◆ YOUR OBJECTIVE ◆
List all lines in the material below that contain "nhiệm".

◆ ENTRIES PROVIDED ◆
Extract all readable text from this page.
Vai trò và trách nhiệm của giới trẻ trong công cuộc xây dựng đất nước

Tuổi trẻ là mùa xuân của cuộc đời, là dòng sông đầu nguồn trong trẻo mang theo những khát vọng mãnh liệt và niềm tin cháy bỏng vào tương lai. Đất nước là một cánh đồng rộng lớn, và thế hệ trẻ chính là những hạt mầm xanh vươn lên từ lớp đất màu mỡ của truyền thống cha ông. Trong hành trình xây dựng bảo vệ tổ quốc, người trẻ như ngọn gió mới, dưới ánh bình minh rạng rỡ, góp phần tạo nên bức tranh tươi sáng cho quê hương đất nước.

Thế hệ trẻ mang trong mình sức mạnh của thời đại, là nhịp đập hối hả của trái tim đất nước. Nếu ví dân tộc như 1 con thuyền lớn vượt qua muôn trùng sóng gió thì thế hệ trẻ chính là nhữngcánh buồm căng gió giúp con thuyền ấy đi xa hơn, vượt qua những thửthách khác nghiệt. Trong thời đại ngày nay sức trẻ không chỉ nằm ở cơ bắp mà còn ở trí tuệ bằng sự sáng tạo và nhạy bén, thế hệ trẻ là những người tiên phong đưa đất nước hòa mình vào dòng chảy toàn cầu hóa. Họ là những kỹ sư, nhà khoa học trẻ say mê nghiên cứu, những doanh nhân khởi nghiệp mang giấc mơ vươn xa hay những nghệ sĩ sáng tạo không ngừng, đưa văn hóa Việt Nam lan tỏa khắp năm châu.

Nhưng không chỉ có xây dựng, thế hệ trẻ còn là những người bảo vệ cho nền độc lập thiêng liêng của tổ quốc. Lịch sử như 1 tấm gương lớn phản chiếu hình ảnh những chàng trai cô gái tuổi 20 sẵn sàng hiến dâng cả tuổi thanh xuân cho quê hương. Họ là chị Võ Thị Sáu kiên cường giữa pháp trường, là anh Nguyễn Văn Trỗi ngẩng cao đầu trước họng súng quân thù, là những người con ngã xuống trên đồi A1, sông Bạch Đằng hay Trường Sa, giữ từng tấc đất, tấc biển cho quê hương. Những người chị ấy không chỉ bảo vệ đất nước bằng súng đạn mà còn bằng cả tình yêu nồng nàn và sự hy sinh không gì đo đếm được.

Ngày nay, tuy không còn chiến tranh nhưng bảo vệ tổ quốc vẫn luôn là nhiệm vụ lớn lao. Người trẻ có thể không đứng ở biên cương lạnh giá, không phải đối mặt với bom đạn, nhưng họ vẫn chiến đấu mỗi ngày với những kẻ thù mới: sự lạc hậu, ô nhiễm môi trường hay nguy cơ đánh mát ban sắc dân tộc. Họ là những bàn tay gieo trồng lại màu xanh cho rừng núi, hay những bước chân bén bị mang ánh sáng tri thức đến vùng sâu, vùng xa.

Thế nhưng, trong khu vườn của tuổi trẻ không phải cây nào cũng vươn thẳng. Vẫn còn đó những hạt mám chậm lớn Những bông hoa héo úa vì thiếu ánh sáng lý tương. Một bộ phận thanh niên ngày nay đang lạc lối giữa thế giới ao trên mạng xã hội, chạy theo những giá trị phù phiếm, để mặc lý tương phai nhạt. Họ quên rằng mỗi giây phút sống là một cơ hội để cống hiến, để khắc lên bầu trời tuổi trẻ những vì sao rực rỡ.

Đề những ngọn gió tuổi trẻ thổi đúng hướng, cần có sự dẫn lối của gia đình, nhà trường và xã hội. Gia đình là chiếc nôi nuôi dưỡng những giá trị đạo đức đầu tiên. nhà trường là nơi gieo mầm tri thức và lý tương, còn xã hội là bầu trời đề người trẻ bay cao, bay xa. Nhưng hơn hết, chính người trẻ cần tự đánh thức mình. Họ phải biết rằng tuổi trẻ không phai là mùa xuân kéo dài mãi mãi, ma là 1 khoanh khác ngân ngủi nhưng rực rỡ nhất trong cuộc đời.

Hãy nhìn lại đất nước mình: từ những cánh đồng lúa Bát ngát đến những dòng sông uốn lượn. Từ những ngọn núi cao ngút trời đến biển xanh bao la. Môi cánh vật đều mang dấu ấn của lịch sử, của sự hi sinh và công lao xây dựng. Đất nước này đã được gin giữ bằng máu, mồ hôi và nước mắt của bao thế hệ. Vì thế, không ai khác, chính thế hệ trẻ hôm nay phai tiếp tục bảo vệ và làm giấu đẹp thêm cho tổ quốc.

◆ COMPLETE OUTPUT ◆
Vai trò và trách nhiệm của giới trẻ trong công cuộc xây dựng đất nước
Ngày nay, tuy không còn chiến tranh nhưng bảo vệ tổ quốc vẫn luôn là nhiệm vụ lớn lao. Người trẻ có thể không đứng ở biên cương lạnh giá, không phải đối mặt với bom đạn, nhưng họ vẫn chiến đấu mỗi ngày với những kẻ thù mới: sự lạc hậu, ô nhiễm môi trường hay nguy cơ đánh mát ban sắc dân tộc. Họ là những bàn tay gieo trồng lại màu xanh cho rừng núi, hay những bước chân bén bị mang ánh sáng tri thức đến vùng sâu, vùng xa.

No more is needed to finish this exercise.